------ Passage to read ------

Individual Project 02
Machine Learning with Advanced Python
Infotech College of Business & IT
A robust Spam Email Classification System that leverages Natural Language Processing (NLP/ NLU) and Machine Learning techniques to distinguish spam from legitimate emails.
This project meticulously explores two data balancing strategies: Random Downsampling and SMOTE (Synthetic Minority Oversampling Technique), evaluating their impact on classification performance.
- 🔎 Exploratory Data Analysis (EDA): Clear visualization of spam vs. ham email distributions.
- 🧹 Data Preprocessing: Text cleaning and TF-IDF vectorization using
scikit-learn
. - ⚖️ Class Balancing Strategies:
- 📉 Random Downsampling
- Reducing Majority class samples to achieve balance.
- Matched with Minor class, 1368 per each.
- 🔬 SMOTE
- Generating synthetic Minority class samples for balance.
- Synthetically geberated and matched with Major class 4360 per each
- 📉 Random Downsampling
- 🤖 Machine Learning Model: Logistic Regression trained on TF-IDF features.
- 📊 Evaluation Metrics: Accuracy, Precision, Recall, F1-score, and Confusion Matrix visualizations.
Class Imbalance between Spam (1) vs. Not-Spam (0) categories
- Languages: Python 🐍
- Libraries: Pandas, NumPy, scikit-learn, spaCy, Imbalanced-learn, Matplotlib, Seaborn
- Notebook Environment: Jupyter
- IDE: Visual Studio Code with Anaconda Distribution
ML_Projects_Spam_Email_Classifier
|
├── 1_data/
│ ├── email.csv
│ ├── validation_dataset.csv
|
├── 2_notebooks/
│ ├── project_02_spam_email-classifier_F_downsampled.ipynb # Downsampling approach
│ ├── project_02_spam_email-classifier_F_SMOTE.ipynb # SMOTE approach
| ├── requirements.txt # Dependencies
|
├── 3_models/
│ ├── spam_email_classifier_model_downsampled.h5
│ ├── spam_email_classifier_model_smote.h5
|
├── 4_visualizations/
│ ├── 1_test_data/
│ ├── Classification reports, confusion matrices, Accuracy, Precision, Recall, F1_Scores
│ ├── 2_validation_data/
│ ├── Classification reports, confusion matrices, Accuracy, Precision, Recall, F1_Scores
|
├── LICENSE.md # MIT License
└── README.md # Project documentation
Method | Strengths ✨ | Weaknesses |
Best Use Case |
---|---|---|---|
Downsampling | Fast, avoids synthetic data bias | Data loss, weaker performance on small datasets | When dataset is very large |
SMOTE | Retains all data, balances intelligently | Risk of overfitting, slower on big data | When dataset is imbalanced but limited |
- Confusion matrix (TP, TN, FP, FN)

------

- **Objective 1**:
From the spam classifier write-up, extract the stretch from "- 🔎 Exploratory" through "samples for balance.", word for word.
- **Objective 2**:
Write what comes next in the spam classifier write-up, picking up after its last line.
The records that come next are separate material, apart from the spam classifier write-up.

------ Data ------

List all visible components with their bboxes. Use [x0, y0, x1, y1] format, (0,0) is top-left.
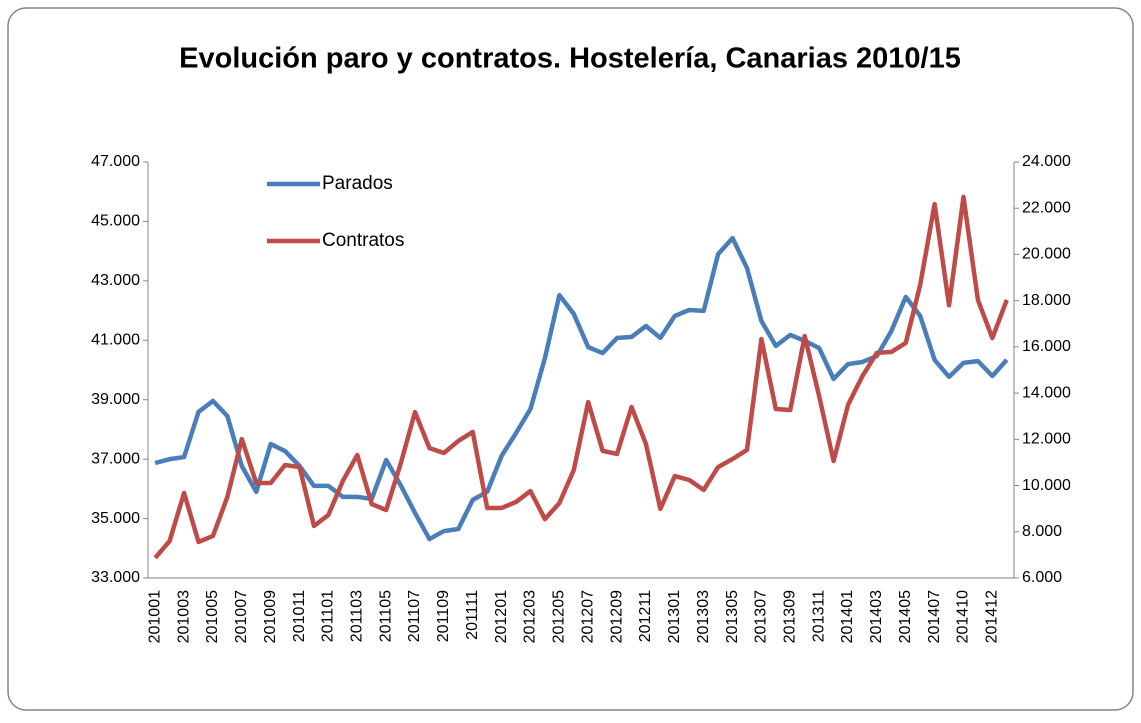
x-tick-label: 201209 [608, 590, 625, 643]
x-tick-label: 201109 [435, 590, 452, 642]
y2-tick-label: 16.000 [1022, 338, 1071, 355]
x-tick-label: 201303 [695, 590, 712, 643]
y2-tick-label: 8.000 [1022, 523, 1062, 540]
x-tick-label: 201307 [753, 590, 770, 643]
x-tick-label: 201201 [493, 590, 510, 643]
x-tick-label: 201101 [320, 590, 337, 642]
x-tick-label: 201305 [724, 590, 741, 643]
x-tick-label: 201003 [175, 590, 192, 643]
x-tick-label: 201401 [839, 590, 856, 643]
x-tick-label: 201207 [579, 590, 596, 643]
x-tick-label: 201403 [868, 590, 885, 643]
x-tick-label: 201407 [926, 590, 943, 643]
chart-title: Evolución paro y contratos. Hostelería, … [179, 43, 961, 75]
x-tick-label: 201309 [782, 590, 799, 643]
y-tick-label: 37.000 [91, 450, 140, 467]
series-line [154, 235, 1009, 542]
x-tick-label: 201203 [522, 590, 539, 643]
y2-tick-label: 12.000 [1022, 431, 1071, 448]
y2-tick-label: 22.000 [1022, 199, 1071, 216]
x-tick-label: 201011 [291, 590, 308, 642]
x-tick-label: 201311 [810, 590, 827, 642]
series-line [153, 194, 1009, 560]
y-tick-label: 45.000 [91, 213, 140, 230]
y-tick-label: 35.000 [91, 510, 140, 527]
x-tick-label: 201105 [377, 590, 394, 642]
legend-label: Parados [322, 173, 393, 194]
y2-tick-label: 24.000 [1022, 153, 1071, 170]
y-tick-label: 33.000 [91, 569, 140, 586]
y2-tick-label: 10.000 [1022, 477, 1071, 494]
y2-tick-label: 6.000 [1022, 569, 1062, 586]
x-tick-label: 201001 [146, 590, 163, 643]
x-tick-label: 201205 [551, 590, 568, 643]
x-tick-label: 201009 [262, 590, 279, 643]
x-tick-label: 201405 [897, 590, 914, 643]
x-tick-label: 201412 [984, 590, 1001, 643]
x-tick-label: 201103 [349, 590, 366, 642]
y2-tick-label: 18.000 [1022, 292, 1071, 309]
y2-tick-label: 14.000 [1022, 384, 1071, 401]
legend-label: Contratos [322, 230, 404, 251]
y-tick-label: 39.000 [91, 391, 140, 408]
y2-tick-label: 20.000 [1022, 246, 1071, 263]
x-tick-label: 201005 [204, 590, 221, 643]
x-tick-label: 201301 [666, 590, 683, 643]
x-tick-label: 201111 [464, 590, 481, 640]
y-tick-label: 43.000 [91, 272, 140, 289]
y-tick-label: 47.000 [91, 153, 140, 170]
y-tick-label: 41.000 [91, 332, 140, 349]
x-tick-label: 201107 [406, 590, 423, 642]
x-tick-label: 201410 [955, 590, 972, 643]
x-tick-label: 201007 [233, 590, 250, 643]
x-tick-label: 201211 [637, 590, 654, 642]
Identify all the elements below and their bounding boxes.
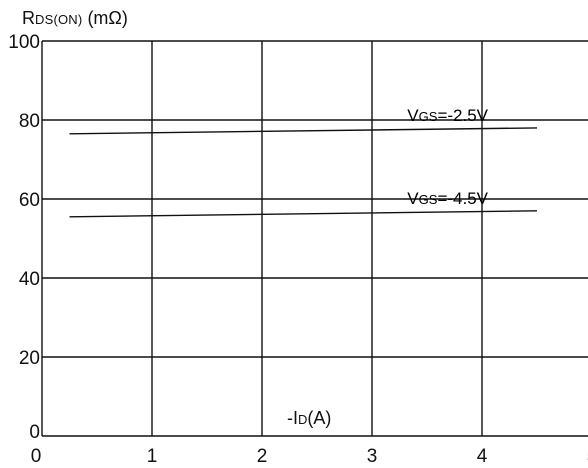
series-line-1	[69, 210, 538, 218]
y-tick-label-0: 0	[29, 422, 40, 443]
series-label-0-value: =-2.5V	[437, 106, 488, 125]
series-label-0-sub: GS	[419, 109, 438, 124]
y-axis-label-unit: (mΩ)	[87, 8, 128, 28]
series-label-1: VGS=-4.5V	[407, 189, 488, 208]
series-label-1-main: V	[407, 189, 419, 208]
chart-ticks: 0 20 40 60 80 100 0 1 2 3 4 5	[8, 32, 588, 467]
x-tick-label-0: 0	[31, 446, 42, 467]
series-label-0-main: V	[407, 106, 419, 125]
x-axis-label-subscript: D	[298, 412, 307, 427]
y-tick-label-80: 80	[19, 111, 40, 132]
series-label-1-value: =-4.5V	[437, 189, 488, 208]
chart-grid	[41, 40, 588, 437]
y-axis-label-symbol: R	[22, 8, 35, 28]
y-tick-label-100: 100	[8, 32, 40, 53]
x-axis-label-prefix: -I	[287, 408, 298, 428]
x-tick-label-2: 2	[257, 446, 268, 467]
y-tick-label-40: 40	[19, 269, 40, 290]
x-axis-label: -ID(A)	[287, 408, 331, 428]
series-label-0: VGS=-2.5V	[407, 106, 488, 125]
y-axis-label: RDS(ON) (mΩ)	[22, 8, 128, 29]
x-tick-label-4: 4	[477, 446, 488, 467]
x-tick-label-5: 5	[587, 446, 588, 467]
x-tick-label-1: 1	[147, 446, 158, 467]
x-tick-label-3: 3	[367, 446, 378, 467]
series-label-1-sub: GS	[419, 192, 438, 207]
x-axis-label-unit: (A)	[307, 408, 331, 428]
y-axis-label-subscript: DS(ON)	[35, 12, 83, 27]
y-tick-label-20: 20	[19, 348, 40, 369]
y-tick-label-60: 60	[19, 190, 40, 211]
series-line-0	[69, 127, 538, 135]
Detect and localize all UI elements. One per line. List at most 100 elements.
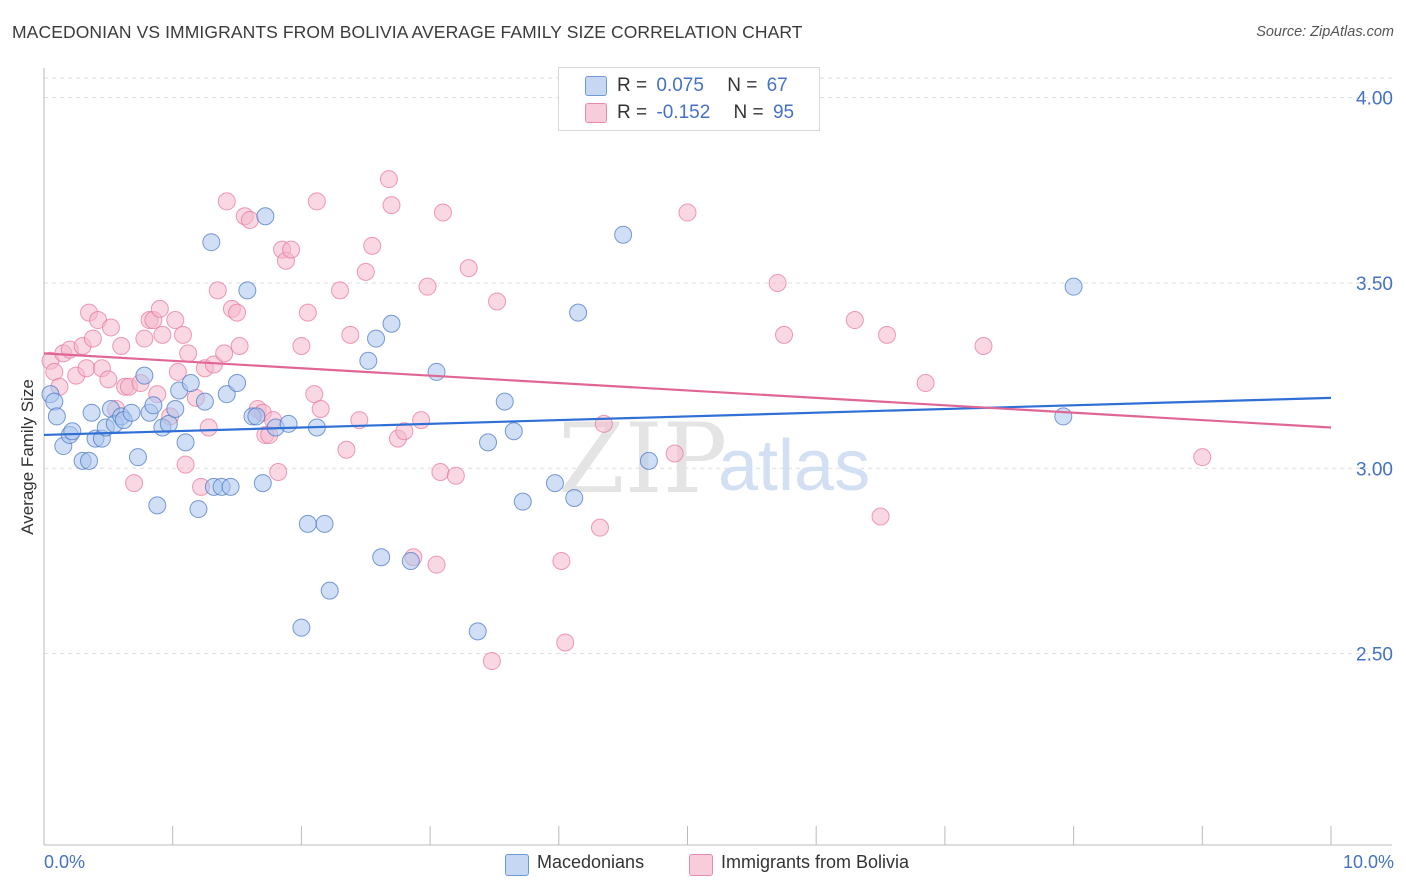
point-bolivia [337,440,356,459]
point-macedonians [565,488,584,507]
point-bolivia [1193,448,1212,467]
chart-title: MACEDONIAN VS IMMIGRANTS FROM BOLIVIA AV… [12,22,803,42]
point-bolivia [199,418,218,437]
point-macedonians [292,618,311,637]
point-bolivia [418,277,437,296]
point-bolivia [590,518,609,537]
series-bolivia-points [41,170,1212,671]
axes [43,68,1392,846]
point-macedonians [569,303,588,322]
point-macedonians [47,407,66,426]
point-bolivia [459,259,478,278]
point-bolivia [412,411,431,430]
point-macedonians [181,374,200,393]
point-macedonians [504,422,523,441]
point-bolivia [292,336,311,355]
legend-n-value-pink: 95 [772,102,795,123]
point-macedonians [176,433,195,452]
point-bolivia [678,203,697,222]
y-tick-label: 4.00 [1356,89,1393,110]
point-bolivia [173,325,192,344]
point-macedonians [80,451,99,470]
legend-n-value-blue: 67 [766,75,788,96]
point-macedonians [359,351,378,370]
point-bolivia [179,344,198,363]
point-bolivia [845,311,864,330]
point-bolivia [427,555,446,574]
point-bolivia [166,311,185,330]
point-bolivia [230,336,249,355]
point-macedonians [401,551,420,570]
point-bolivia [379,170,398,189]
bottom-legend-label-blue: Macedonians [537,852,645,872]
point-bolivia [363,236,382,255]
source-label: Source: ZipAtlas.com [1256,24,1394,40]
point-macedonians [189,500,208,519]
point-macedonians [166,399,185,418]
point-bolivia [382,196,401,215]
bottom-legend-swatch-blue [505,854,529,876]
point-bolivia [240,210,259,229]
point-bolivia [768,273,787,292]
point-bolivia [311,399,330,418]
point-macedonians [372,548,391,567]
point-bolivia [176,455,195,474]
point-bolivia [112,336,131,355]
point-bolivia [395,422,414,441]
point-macedonians [221,477,240,496]
y-tick-label: 3.50 [1356,274,1393,295]
point-macedonians [479,433,498,452]
point-bolivia [552,551,571,570]
series-macedonians-points [41,207,1083,641]
point-bolivia [556,633,575,652]
point-bolivia [282,240,301,259]
point-bolivia [341,325,360,344]
point-bolivia [215,344,234,363]
point-bolivia [228,303,247,322]
point-bolivia [488,292,507,311]
point-bolivia [168,362,187,381]
point-macedonians [468,622,487,641]
legend-swatch-pink [585,103,607,123]
watermark-atlas: atlas [718,426,870,506]
point-bolivia [482,652,501,671]
bottom-legend-label-pink: Immigrants from Bolivia [721,852,910,872]
point-macedonians [382,314,401,333]
trend-line-macedonians [43,396,1332,437]
trend-lines [43,352,1332,437]
point-bolivia [307,192,326,211]
legend-r-value-pink: -0.152 [656,102,711,123]
point-macedonians [253,474,272,493]
point-macedonians [202,233,221,252]
point-macedonians [82,403,101,422]
point-bolivia [433,203,452,222]
point-macedonians [320,581,339,600]
point-macedonians [45,392,64,411]
point-bolivia [83,329,102,348]
point-bolivia [331,281,350,300]
point-bolivia [871,507,890,526]
point-macedonians [495,392,514,411]
point-macedonians [228,374,247,393]
point-macedonians [513,492,532,511]
point-bolivia [446,466,465,485]
point-bolivia [298,303,317,322]
point-macedonians [1054,407,1073,426]
point-macedonians [427,362,446,381]
point-bolivia [665,444,684,463]
point-macedonians [298,514,317,533]
point-bolivia [99,370,118,389]
point-macedonians [247,407,266,426]
y-tick-labels: 2.50 3.00 3.50 4.00 [1356,89,1393,666]
point-macedonians [614,225,633,244]
x-tick-label-max: 10.0% [1342,852,1394,872]
point-macedonians [135,366,154,385]
legend-r-label: R = [617,102,648,123]
point-macedonians [128,448,147,467]
point-bolivia [77,359,96,378]
point-bolivia [217,192,236,211]
point-bolivia [431,463,450,482]
point-bolivia [305,385,324,404]
point-macedonians [315,514,334,533]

------

- **Response 1**:
- 🔎 Exploratory Data Analysis (EDA): Clear visualization of spam vs. ham email distributions.
- 🧹 Data Preprocessing: Text cleaning and TF-IDF vectorization using
scikit-learn
. - ⚖️ Class Balancing Strategies:
- 📉 Random Downsampling
- Reducing Majority class samples to achieve balance.
- Matched with Minor class, 1368 per each.
- 🔬 SMOTE
- Generating synthetic Minority class samples for balance.

- **Response 2**:
- Classification Reports (Accuracy, Precision, Recall, F1_Score)
- Clone the repository
git clone https://github.com/ThilinaPerera-DataAnalytics/ML_Projects_Spam_Email_Classifier.git cd ML_Projects_Spam_Email_Classifier
- Install dependencies
pip install -r requirements.txt
- Launch Jupyter Notebook
jupyter notebook
- Open either:
* [project_02_spam_email-classifier_F_downsampled.ipynb](2_notebooks\project_02_spam_email-classifier_F_downsampled.ipynb) * [project_02_spam_email-classifier_F_SMOTE.ipynb](2_notebooks\project_02_spam_email-classifier_F_SMOTE.ipynb)
- Integration with Transformers (BERT, DistilBERT) for state-of-the-art NLP.
- Deployment as a Flask/FastAPI web service.
- Interactive Streamlit dashboard for real-time spam detection.
- Model monitoring with MLflow.
- Add unit tests and CI/CD pipelines.
- Lecturer Mr. Akshan Bandara for guidance & Infotech College staff for resources.
- Dataset
- Source: Kaggle Spam Email Dataset
- Size: ~5728 email samples
- Labels:
1
→ Spam |0
→ Not Spam (Ham)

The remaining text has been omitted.